# [Stated goal]
Below is some material; transcribe all of it exactly.

# [Recorded data]
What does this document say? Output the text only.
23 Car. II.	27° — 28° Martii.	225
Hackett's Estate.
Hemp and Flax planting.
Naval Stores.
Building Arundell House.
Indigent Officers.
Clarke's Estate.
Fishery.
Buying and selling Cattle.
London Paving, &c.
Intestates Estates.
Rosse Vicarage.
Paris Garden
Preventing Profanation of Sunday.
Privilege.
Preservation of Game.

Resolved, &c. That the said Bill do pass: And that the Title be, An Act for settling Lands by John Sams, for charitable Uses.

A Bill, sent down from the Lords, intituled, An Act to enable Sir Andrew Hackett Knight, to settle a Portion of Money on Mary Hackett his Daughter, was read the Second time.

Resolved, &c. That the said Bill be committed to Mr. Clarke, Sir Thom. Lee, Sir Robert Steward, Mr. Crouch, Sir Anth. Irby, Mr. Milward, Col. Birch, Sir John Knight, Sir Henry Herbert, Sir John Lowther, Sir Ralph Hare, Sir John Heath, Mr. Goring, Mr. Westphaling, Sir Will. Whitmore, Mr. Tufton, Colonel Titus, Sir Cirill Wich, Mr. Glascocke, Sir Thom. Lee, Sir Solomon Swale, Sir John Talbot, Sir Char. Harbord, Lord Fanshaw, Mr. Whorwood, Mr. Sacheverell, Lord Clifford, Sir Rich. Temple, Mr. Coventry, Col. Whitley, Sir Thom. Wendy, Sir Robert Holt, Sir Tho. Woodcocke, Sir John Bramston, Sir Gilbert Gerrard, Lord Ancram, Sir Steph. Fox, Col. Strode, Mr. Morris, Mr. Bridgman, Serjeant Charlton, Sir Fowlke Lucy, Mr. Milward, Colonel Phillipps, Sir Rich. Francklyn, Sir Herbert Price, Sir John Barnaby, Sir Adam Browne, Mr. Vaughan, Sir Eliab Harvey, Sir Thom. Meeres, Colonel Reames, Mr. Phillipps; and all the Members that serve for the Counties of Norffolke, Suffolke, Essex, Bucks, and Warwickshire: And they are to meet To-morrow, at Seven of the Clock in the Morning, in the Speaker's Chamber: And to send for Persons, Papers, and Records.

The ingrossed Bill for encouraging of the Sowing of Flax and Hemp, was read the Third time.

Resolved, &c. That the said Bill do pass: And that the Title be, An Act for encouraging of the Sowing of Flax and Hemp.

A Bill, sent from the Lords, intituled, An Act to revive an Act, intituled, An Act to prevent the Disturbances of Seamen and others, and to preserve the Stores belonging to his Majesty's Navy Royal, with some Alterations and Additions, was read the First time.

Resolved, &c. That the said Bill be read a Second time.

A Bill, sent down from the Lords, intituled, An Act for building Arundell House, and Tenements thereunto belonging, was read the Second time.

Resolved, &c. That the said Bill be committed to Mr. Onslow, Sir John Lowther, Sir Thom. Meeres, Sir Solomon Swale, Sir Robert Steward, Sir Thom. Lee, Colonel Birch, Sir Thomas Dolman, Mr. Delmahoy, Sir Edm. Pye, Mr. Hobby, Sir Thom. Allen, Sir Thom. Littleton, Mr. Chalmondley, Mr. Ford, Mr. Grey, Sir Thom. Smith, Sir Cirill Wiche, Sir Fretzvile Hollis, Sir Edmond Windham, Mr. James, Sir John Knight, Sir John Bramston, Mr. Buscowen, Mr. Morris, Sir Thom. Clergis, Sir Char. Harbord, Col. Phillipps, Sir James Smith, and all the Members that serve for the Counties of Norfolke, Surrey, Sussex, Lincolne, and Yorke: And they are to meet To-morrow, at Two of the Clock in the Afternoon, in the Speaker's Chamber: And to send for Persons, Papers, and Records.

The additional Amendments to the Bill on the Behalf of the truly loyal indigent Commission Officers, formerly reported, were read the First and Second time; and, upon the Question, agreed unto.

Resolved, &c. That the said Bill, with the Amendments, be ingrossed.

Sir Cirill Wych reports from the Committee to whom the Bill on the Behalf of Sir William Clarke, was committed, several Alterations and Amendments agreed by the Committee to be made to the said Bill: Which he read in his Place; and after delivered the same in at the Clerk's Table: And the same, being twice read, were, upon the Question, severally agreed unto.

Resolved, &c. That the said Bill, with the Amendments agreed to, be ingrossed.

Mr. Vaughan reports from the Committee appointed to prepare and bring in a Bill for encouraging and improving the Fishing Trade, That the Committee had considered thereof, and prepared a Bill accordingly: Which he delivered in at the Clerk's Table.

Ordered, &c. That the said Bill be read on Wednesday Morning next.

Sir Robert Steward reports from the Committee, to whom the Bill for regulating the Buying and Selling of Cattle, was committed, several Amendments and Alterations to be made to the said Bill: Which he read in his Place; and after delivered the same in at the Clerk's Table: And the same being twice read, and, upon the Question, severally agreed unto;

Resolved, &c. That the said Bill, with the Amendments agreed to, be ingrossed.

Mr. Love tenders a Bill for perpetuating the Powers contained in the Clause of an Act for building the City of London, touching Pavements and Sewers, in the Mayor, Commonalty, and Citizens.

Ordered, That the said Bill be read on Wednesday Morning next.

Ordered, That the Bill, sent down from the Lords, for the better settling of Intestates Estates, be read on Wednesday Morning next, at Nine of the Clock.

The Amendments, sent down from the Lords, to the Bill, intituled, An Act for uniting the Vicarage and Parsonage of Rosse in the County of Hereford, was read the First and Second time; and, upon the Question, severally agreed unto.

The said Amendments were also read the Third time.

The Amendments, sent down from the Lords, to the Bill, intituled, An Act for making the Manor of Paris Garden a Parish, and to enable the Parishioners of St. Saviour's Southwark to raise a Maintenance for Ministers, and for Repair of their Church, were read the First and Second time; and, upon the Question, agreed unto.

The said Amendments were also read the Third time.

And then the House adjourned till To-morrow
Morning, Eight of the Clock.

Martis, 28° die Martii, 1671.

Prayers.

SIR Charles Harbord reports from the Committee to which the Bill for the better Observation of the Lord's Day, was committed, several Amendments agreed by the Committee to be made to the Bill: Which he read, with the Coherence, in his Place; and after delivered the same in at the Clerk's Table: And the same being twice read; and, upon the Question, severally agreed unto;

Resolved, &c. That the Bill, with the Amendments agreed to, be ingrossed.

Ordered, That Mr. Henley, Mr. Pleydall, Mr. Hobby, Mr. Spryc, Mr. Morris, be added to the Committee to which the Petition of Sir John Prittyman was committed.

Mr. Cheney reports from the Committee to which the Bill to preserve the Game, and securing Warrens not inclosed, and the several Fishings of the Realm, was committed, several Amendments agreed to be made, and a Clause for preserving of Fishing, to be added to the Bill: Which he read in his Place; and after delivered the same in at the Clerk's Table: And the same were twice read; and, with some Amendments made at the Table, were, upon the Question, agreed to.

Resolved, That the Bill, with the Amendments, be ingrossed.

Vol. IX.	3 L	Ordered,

# [Result below]
What does this document say? Output the text only.
23 Car. II.	27° — 28° Martii.	225
Hackett's Estate.
Hemp and Flax planting.
Naval Stores.
Building Arundell House.
Indigent Officers.
Clarke's Estate.
Fishery.
Buying and selling Cattle.
London Paving, &c.
Intestates Estates.
Rosse Vicarage.
Paris Garden
Preventing Profanation of Sunday.
Privilege.
Preservation of Game.

Resolved, &c. That the said Bill do pass: And that the Title be, An Act for settling Lands by John Sams, for charitable Uses.

A Bill, sent down from the Lords, intituled, An Act to enable Sir Andrew Hackett Knight, to settle a Portion of Money on Mary Hackett his Daughter, was read the Second time.

Resolved, &c. That the said Bill be committed to Mr. Clarke, Sir Thom. Lee, Sir Robert Steward, Mr. Crouch, Sir Anth. Irby, Mr. Milward, Col. Birch, Sir John Knight, Sir Henry Herbert, Sir John Lowther, Sir Ralph Hare, Sir John Heath, Mr. Goring, Mr. Westphaling, Sir Will. Whitmore, Mr. Tufton, Colonel Titus, Sir Cirill Wich, Mr. Glascocke, Sir Thom. Lee, Sir Solomon Swale, Sir John Talbot, Sir Char. Harbord, Lord Fanshaw, Mr. Whorwood, Mr. Sacheverell, Lord Clifford, Sir Rich. Temple, Mr. Coventry, Col. Whitley, Sir Thom. Wendy, Sir Robert Holt, Sir Tho. Woodcocke, Sir John Bramston, Sir Gilbert Gerrard, Lord Ancram, Sir Steph. Fox, Col. Strode, Mr. Morris, Mr. Bridgman, Serjeant Charlton, Sir Fowlke Lucy, Mr. Milward, Colonel Phillipps, Sir Rich. Francklyn, Sir Herbert Price, Sir John Barnaby, Sir Adam Browne, Mr. Vaughan, Sir Eliab Harvey, Sir Thom. Meeres, Colonel Reames, Mr. Phillipps; and all the Members that serve for the Counties of Norffolke, Suffolke, Essex, Bucks, and Warwickshire: And they are to meet To-morrow, at Seven of the Clock in the Morning, in the Speaker's Chamber: And to send for Persons, Papers, and Records.

The ingrossed Bill for encouraging of the Sowing of Flax and Hemp, was read the Third time.

Resolved, &c. That the said Bill do pass: And that the Title be, An Act for encouraging of the Sowing of Flax and Hemp.

A Bill, sent from the Lords, intituled, An Act to revive an Act, intituled, An Act to prevent the Disturbances of Seamen and others, and to preserve the Stores belonging to his Majesty's Navy Royal, with some Alterations and Additions, was read the First time.

Resolved, &c. That the said Bill be read a Second time.

A Bill, sent down from the Lords, intituled, An Act for building Arundell House, and Tenements thereunto belonging, was read the Second time.

Resolved, &c. That the said Bill be committed to Mr. Onslow, Sir John Lowther, Sir Thom. Meeres, Sir Solomon Swale, Sir Robert Steward, Sir Thom. Lee, Colonel Birch, Sir Thomas Dolman, Mr. Delmahoy, Sir Edm. Pye, Mr. Hobby, Sir Thom. Allen, Sir Thom. Littleton, Mr. Chalmondley, Mr. Ford, Mr. Grey, Sir Thom. Smith, Sir Cirill Wiche, Sir Fretzvile Hollis, Sir Edmond Windham, Mr. James, Sir John Knight, Sir John Bramston, Mr. Buscowen, Mr. Morris, Sir Thom. Clergis, Sir Char. Harbord, Col. Phillipps, Sir James Smith, and all the Members that serve for the Counties of Norfolke, Surrey, Sussex, Lincolne, and Yorke: And they are to meet To-morrow, at Two of the Clock in the Afternoon, in the Speaker's Chamber: And to send for Persons, Papers, and Records.

The additional Amendments to the Bill on the Behalf of the truly loyal indigent Commission Officers, formerly reported, were read the First and Second time; and, upon the Question, agreed unto.

Resolved, &c. That the said Bill, with the Amendments, be ingrossed.

Sir Cirill Wych reports from the Committee to whom the Bill on the Behalf of Sir William Clarke, was committed, several Alterations and Amendments agreed by the Committee to be made to the said Bill: Which he read in his Place; and after delivered the same in at the Clerk's Table: And the same, being twice read, were, upon the Question, severally agreed unto.

Resolved, &c. That the said Bill, with the Amendments agreed to, be ingrossed.

Mr. Vaughan reports from the Committee appointed to prepare and bring in a Bill for encouraging and improving the Fishing Trade, That the Committee had considered thereof, and prepared a Bill accordingly: Which he delivered in at the Clerk's Table.

Ordered, &c. That the said Bill be read on Wednesday Morning next.

Sir Robert Steward reports from the Committee, to whom the Bill for regulating the Buying and Selling of Cattle, was committed, several Amendments and Alterations to be made to the said Bill: Which he read in his Place; and after delivered the same in at the Clerk's Table: And the same being twice read, and, upon the Question, severally agreed unto;

Resolved, &c. That the said Bill, with the Amendments agreed to, be ingrossed.

Mr. Love tenders a Bill for perpetuating the Powers contained in the Clause of an Act for building the City of London, touching Pavements and Sewers, in the Mayor, Commonalty, and Citizens.

Ordered, That the said Bill be read on Wednesday Morning next.

Ordered, That the Bill, sent down from the Lords, for the better settling of Intestates Estates, be read on Wednesday Morning next, at Nine of the Clock.

The Amendments, sent down from the Lords, to the Bill, intituled, An Act for uniting the Vicarage and Parsonage of Rosse in the County of Hereford, was read the First and Second time; and, upon the Question, severally agreed unto.

The said Amendments were also read the Third time.

The Amendments, sent down from the Lords, to the Bill, intituled, An Act for making the Manor of Paris Garden a Parish, and to enable the Parishioners of St. Saviour's Southwark to raise a Maintenance for Ministers, and for Repair of their Church, were read the First and Second time; and, upon the Question, agreed unto.

The said Amendments were also read the Third time.

And then the House adjourned till To-morrow
Morning, Eight of the Clock.

Martis, 28° die Martii, 1671.

Prayers.

SIR Charles Harbord reports from the Committee to which the Bill for the better Observation of the Lord's Day, was committed, several Amendments agreed by the Committee to be made to the Bill: Which he read, with the Coherence, in his Place; and after delivered the same in at the Clerk's Table: And the same being twice read; and, upon the Question, severally agreed unto;

Resolved, &c. That the Bill, with the Amendments agreed to, be ingrossed.

Ordered, That Mr. Henley, Mr. Pleydall, Mr. Hobby, Mr. Spryc, Mr. Morris, be added to the Committee to which the Petition of Sir John Prittyman was committed.

Mr. Cheney reports from the Committee to which the Bill to preserve the Game, and securing Warrens not inclosed, and the several Fishings of the Realm, was committed, several Amendments agreed to be made, and a Clause for preserving of Fishing, to be added to the Bill: Which he read in his Place; and after delivered the same in at the Clerk's Table: And the same were twice read; and, with some Amendments made at the Table, were, upon the Question, agreed to.

Resolved, That the Bill, with the Amendments, be ingrossed.

Vol. IX.	3 L	Ordered,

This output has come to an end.